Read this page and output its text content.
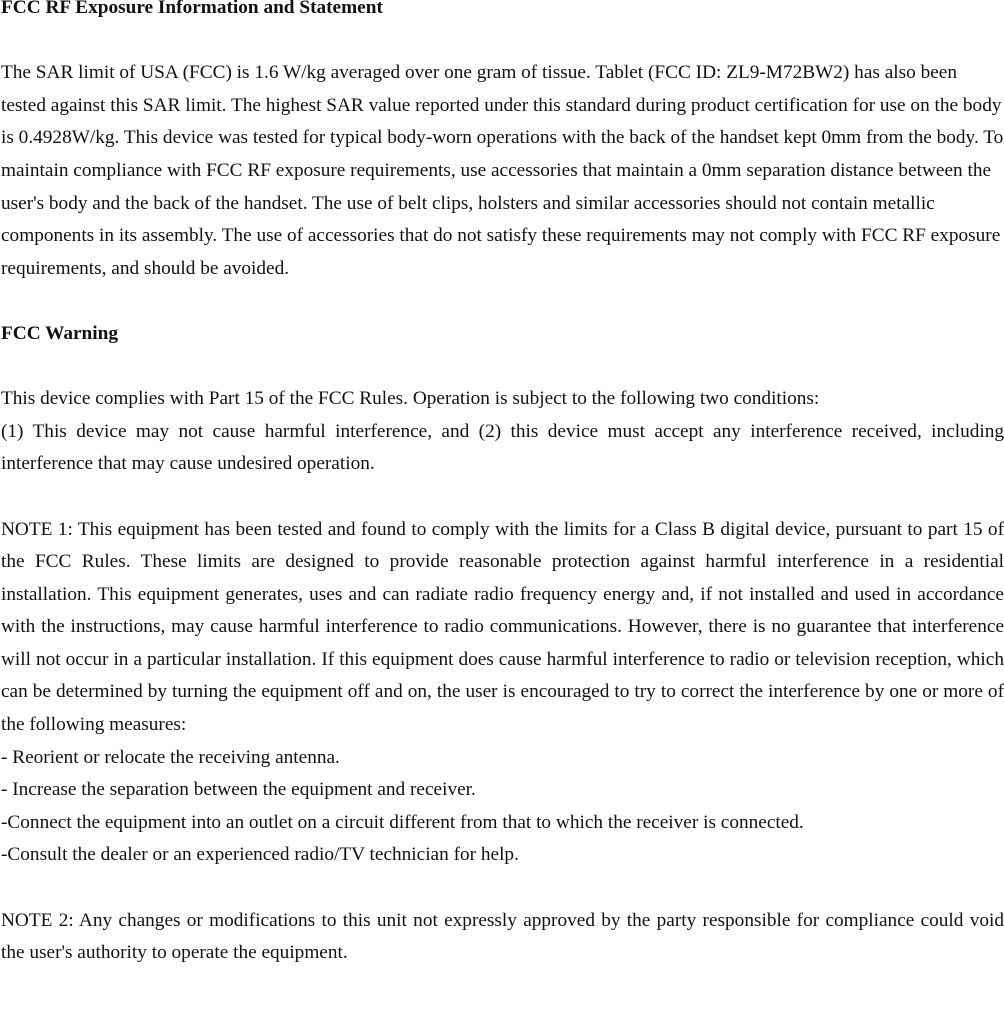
FCC RF Exposure Information and Statement

The SAR limit of USA (FCC) is 1.6 W/kg averaged over one gram of tissue. Tablet (FCC ID: ZL9-M72BW2) has also been tested against this SAR limit. The highest SAR value reported under this standard during product certification for use on the body is 0.4928W/kg. This device was tested for typical body-worn operations with the back of the handset kept 0mm from the body. To maintain compliance with FCC RF exposure requirements, use accessories that maintain a 0mm separation distance between the user's body and the back of the handset. The use of belt clips, holsters and similar accessories should not contain metallic components in its assembly. The use of accessories that do not satisfy these requirements may not comply with FCC RF exposure requirements, and should be avoided.

FCC Warning

This device complies with Part 15 of the FCC Rules. Operation is subject to the following two conditions:

(1) This device may not cause harmful interference, and (2) this device must accept any interference received, including interference that may cause undesired operation.

NOTE 1: This equipment has been tested and found to comply with the limits for a Class B digital device, pursuant to part 15 of the FCC Rules. These limits are designed to provide reasonable protection against harmful interference in a residential installation. This equipment generates, uses and can radiate radio frequency energy and, if not installed and used in accordance with the instructions, may cause harmful interference to radio communications. However, there is no guarantee that interference will not occur in a particular installation. If this equipment does cause harmful interference to radio or television reception, which can be determined by turning the equipment off and on, the user is encouraged to try to correct the interference by one or more of the following measures:

- Reorient or relocate the receiving antenna.

- Increase the separation between the equipment and receiver.

-Connect the equipment into an outlet on a circuit different from that to which the receiver is connected.

-Consult the dealer or an experienced radio/TV technician for help.

NOTE 2: Any changes or modifications to this unit not expressly approved by the party responsible for compliance could void the user's authority to operate the equipment.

····················

* [Problem description] Reproduce the whole listing exactly, but not the images in it.

* [Solution for this task]
Read this page and output its text content.
FCC RF Exposure Information and Statement

The SAR limit of USA (FCC) is 1.6 W/kg averaged over one gram of tissue. Tablet (FCC ID: ZL9-M72BW2) has also been tested against this SAR limit. The highest SAR value reported under this standard during product certification for use on the body is 0.4928W/kg. This device was tested for typical body-worn operations with the back of the handset kept 0mm from the body. To maintain compliance with FCC RF exposure requirements, use accessories that maintain a 0mm separation distance between the user's body and the back of the handset. The use of belt clips, holsters and similar accessories should not contain metallic components in its assembly. The use of accessories that do not satisfy these requirements may not comply with FCC RF exposure requirements, and should be avoided.

FCC Warning

This device complies with Part 15 of the FCC Rules. Operation is subject to the following two conditions:

(1) This device may not cause harmful interference, and (2) this device must accept any interference received, including interference that may cause undesired operation.

NOTE 1: This equipment has been tested and found to comply with the limits for a Class B digital device, pursuant to part 15 of the FCC Rules. These limits are designed to provide reasonable protection against harmful interference in a residential installation. This equipment generates, uses and can radiate radio frequency energy and, if not installed and used in accordance with the instructions, may cause harmful interference to radio communications. However, there is no guarantee that interference will not occur in a particular installation. If this equipment does cause harmful interference to radio or television reception, which can be determined by turning the equipment off and on, the user is encouraged to try to correct the interference by one or more of the following measures:

- Reorient or relocate the receiving antenna.

- Increase the separation between the equipment and receiver.

-Connect the equipment into an outlet on a circuit different from that to which the receiver is connected.

-Consult the dealer or an experienced radio/TV technician for help.

NOTE 2: Any changes or modifications to this unit not expressly approved by the party responsible for compliance could void the user's authority to operate the equipment.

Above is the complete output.